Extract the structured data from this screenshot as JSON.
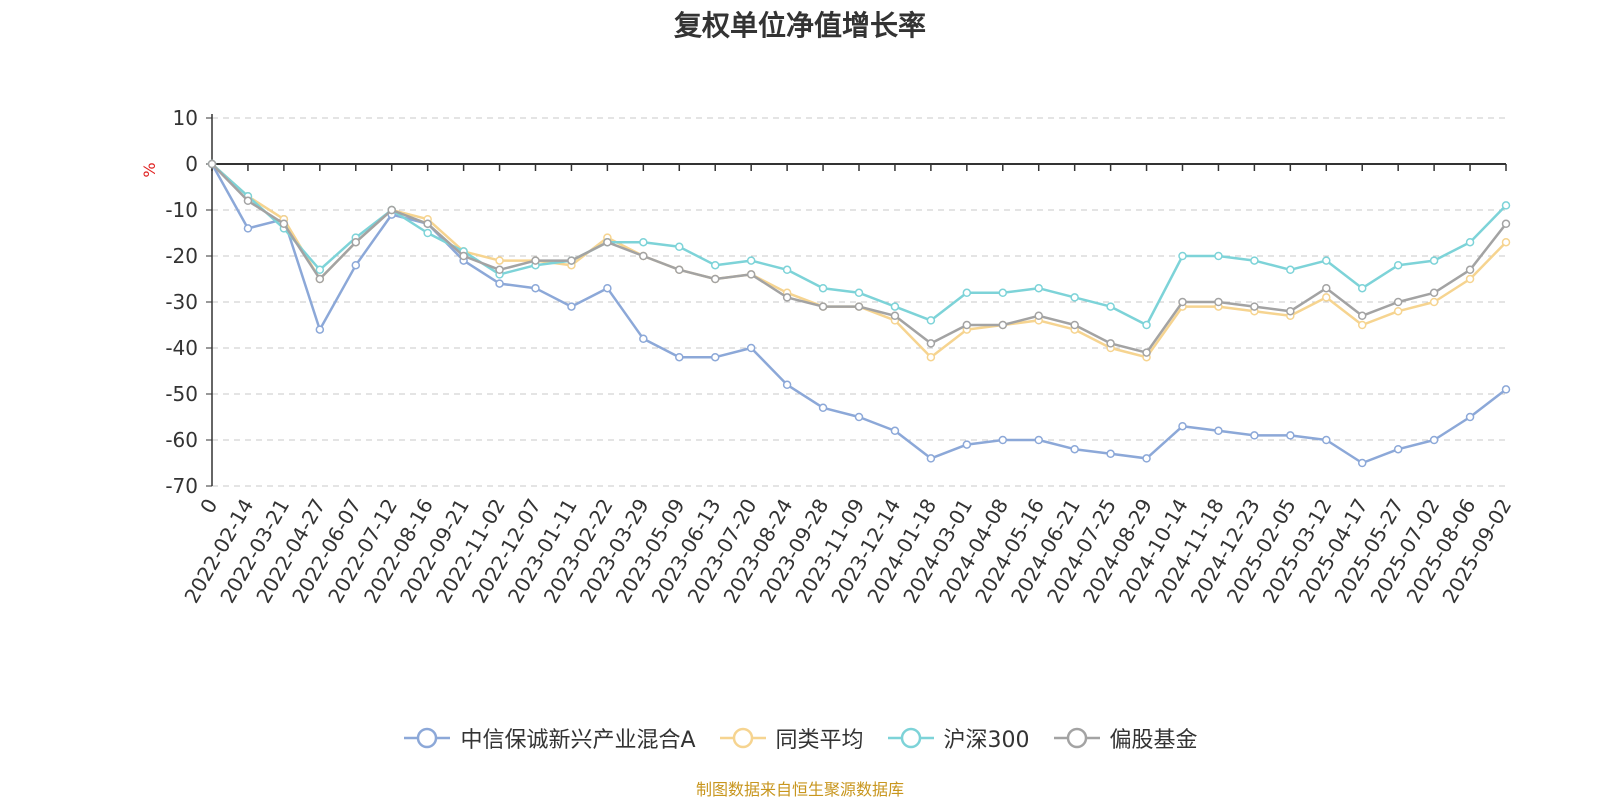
{
  "chart_data": {
    "type": "line",
    "title": "复权单位净值增长率",
    "ylabel": "%",
    "ylim": [
      -70,
      10
    ],
    "yticks": [
      10,
      0,
      -10,
      -20,
      -30,
      -40,
      -50,
      -60,
      -70
    ],
    "grid": true,
    "legend_position": "bottom",
    "categories": [
      "0",
      "2022-02-14",
      "2022-03-21",
      "2022-04-27",
      "2022-06-07",
      "2022-07-12",
      "2022-08-16",
      "2022-09-21",
      "2022-11-02",
      "2022-12-07",
      "2023-01-11",
      "2023-02-22",
      "2023-03-29",
      "2023-05-09",
      "2023-06-13",
      "2023-07-20",
      "2023-08-24",
      "2023-09-28",
      "2023-11-09",
      "2023-12-14",
      "2024-01-18",
      "2024-03-01",
      "2024-04-08",
      "2024-05-16",
      "2024-06-21",
      "2024-07-25",
      "2024-08-29",
      "2024-10-14",
      "2024-11-18",
      "2024-12-23",
      "2025-02-05",
      "2025-03-12",
      "2025-04-17",
      "2025-05-27",
      "2025-07-02",
      "2025-08-06",
      "2025-09-02"
    ],
    "series": [
      {
        "name": "中信保诚新兴产业混合A",
        "color": "#8ca8d8",
        "values": [
          0,
          -14,
          -12,
          -36,
          -22,
          -11,
          -13,
          -21,
          -26,
          -27,
          -31,
          -27,
          -38,
          -42,
          -42,
          -40,
          -48,
          -53,
          -55,
          -58,
          -64,
          -61,
          -60,
          -60,
          -62,
          -63,
          -64,
          -57,
          -58,
          -59,
          -59,
          -60,
          -65,
          -62,
          -60,
          -55,
          -49
        ]
      },
      {
        "name": "同类平均",
        "color": "#f6d490",
        "values": [
          0,
          -7,
          -12,
          -25,
          -17,
          -10,
          -12,
          -19,
          -21,
          -21,
          -22,
          -16,
          -20,
          -23,
          -25,
          -24,
          -28,
          -31,
          -31,
          -34,
          -42,
          -36,
          -35,
          -34,
          -36,
          -40,
          -42,
          -31,
          -31,
          -32,
          -33,
          -29,
          -35,
          -32,
          -30,
          -25,
          -17
        ]
      },
      {
        "name": "沪深300",
        "color": "#7dd3d8",
        "values": [
          0,
          -7,
          -14,
          -23,
          -16,
          -10,
          -15,
          -19,
          -24,
          -22,
          -21,
          -17,
          -17,
          -18,
          -22,
          -21,
          -23,
          -27,
          -28,
          -31,
          -34,
          -28,
          -28,
          -27,
          -29,
          -31,
          -35,
          -20,
          -20,
          -21,
          -23,
          -21,
          -27,
          -22,
          -21,
          -17,
          -9
        ]
      },
      {
        "name": "偏股基金",
        "color": "#a3a3a3",
        "values": [
          0,
          -8,
          -13,
          -25,
          -17,
          -10,
          -13,
          -20,
          -23,
          -21,
          -21,
          -17,
          -20,
          -23,
          -25,
          -24,
          -29,
          -31,
          -31,
          -33,
          -39,
          -35,
          -35,
          -33,
          -35,
          -39,
          -41,
          -30,
          -30,
          -31,
          -32,
          -27,
          -33,
          -30,
          -28,
          -23,
          -13
        ]
      }
    ]
  },
  "footer": {
    "source": "制图数据来自恒生聚源数据库"
  }
}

════════════════════

> [AIM]: Reproduce each line exactly, please, except for any pictures.

> [RESULT]:
Extract the structured data from this screenshot as JSON.
{
  "chart_data": {
    "type": "line",
    "title": "复权单位净值增长率",
    "ylabel": "%",
    "ylim": [
      -70,
      10
    ],
    "yticks": [
      10,
      0,
      -10,
      -20,
      -30,
      -40,
      -50,
      -60,
      -70
    ],
    "grid": true,
    "legend_position": "bottom",
    "categories": [
      "0",
      "2022-02-14",
      "2022-03-21",
      "2022-04-27",
      "2022-06-07",
      "2022-07-12",
      "2022-08-16",
      "2022-09-21",
      "2022-11-02",
      "2022-12-07",
      "2023-01-11",
      "2023-02-22",
      "2023-03-29",
      "2023-05-09",
      "2023-06-13",
      "2023-07-20",
      "2023-08-24",
      "2023-09-28",
      "2023-11-09",
      "2023-12-14",
      "2024-01-18",
      "2024-03-01",
      "2024-04-08",
      "2024-05-16",
      "2024-06-21",
      "2024-07-25",
      "2024-08-29",
      "2024-10-14",
      "2024-11-18",
      "2024-12-23",
      "2025-02-05",
      "2025-03-12",
      "2025-04-17",
      "2025-05-27",
      "2025-07-02",
      "2025-08-06",
      "2025-09-02"
    ],
    "series": [
      {
        "name": "中信保诚新兴产业混合A",
        "color": "#8ca8d8",
        "values": [
          0,
          -14,
          -12,
          -36,
          -22,
          -11,
          -13,
          -21,
          -26,
          -27,
          -31,
          -27,
          -38,
          -42,
          -42,
          -40,
          -48,
          -53,
          -55,
          -58,
          -64,
          -61,
          -60,
          -60,
          -62,
          -63,
          -64,
          -57,
          -58,
          -59,
          -59,
          -60,
          -65,
          -62,
          -60,
          -55,
          -49
        ]
      },
      {
        "name": "同类平均",
        "color": "#f6d490",
        "values": [
          0,
          -7,
          -12,
          -25,
          -17,
          -10,
          -12,
          -19,
          -21,
          -21,
          -22,
          -16,
          -20,
          -23,
          -25,
          -24,
          -28,
          -31,
          -31,
          -34,
          -42,
          -36,
          -35,
          -34,
          -36,
          -40,
          -42,
          -31,
          -31,
          -32,
          -33,
          -29,
          -35,
          -32,
          -30,
          -25,
          -17
        ]
      },
      {
        "name": "沪深300",
        "color": "#7dd3d8",
        "values": [
          0,
          -7,
          -14,
          -23,
          -16,
          -10,
          -15,
          -19,
          -24,
          -22,
          -21,
          -17,
          -17,
          -18,
          -22,
          -21,
          -23,
          -27,
          -28,
          -31,
          -34,
          -28,
          -28,
          -27,
          -29,
          -31,
          -35,
          -20,
          -20,
          -21,
          -23,
          -21,
          -27,
          -22,
          -21,
          -17,
          -9
        ]
      },
      {
        "name": "偏股基金",
        "color": "#a3a3a3",
        "values": [
          0,
          -8,
          -13,
          -25,
          -17,
          -10,
          -13,
          -20,
          -23,
          -21,
          -21,
          -17,
          -20,
          -23,
          -25,
          -24,
          -29,
          -31,
          -31,
          -33,
          -39,
          -35,
          -35,
          -33,
          -35,
          -39,
          -41,
          -30,
          -30,
          -31,
          -32,
          -27,
          -33,
          -30,
          -28,
          -23,
          -13
        ]
      }
    ]
  },
  "footer": {
    "source": "制图数据来自恒生聚源数据库"
  }
}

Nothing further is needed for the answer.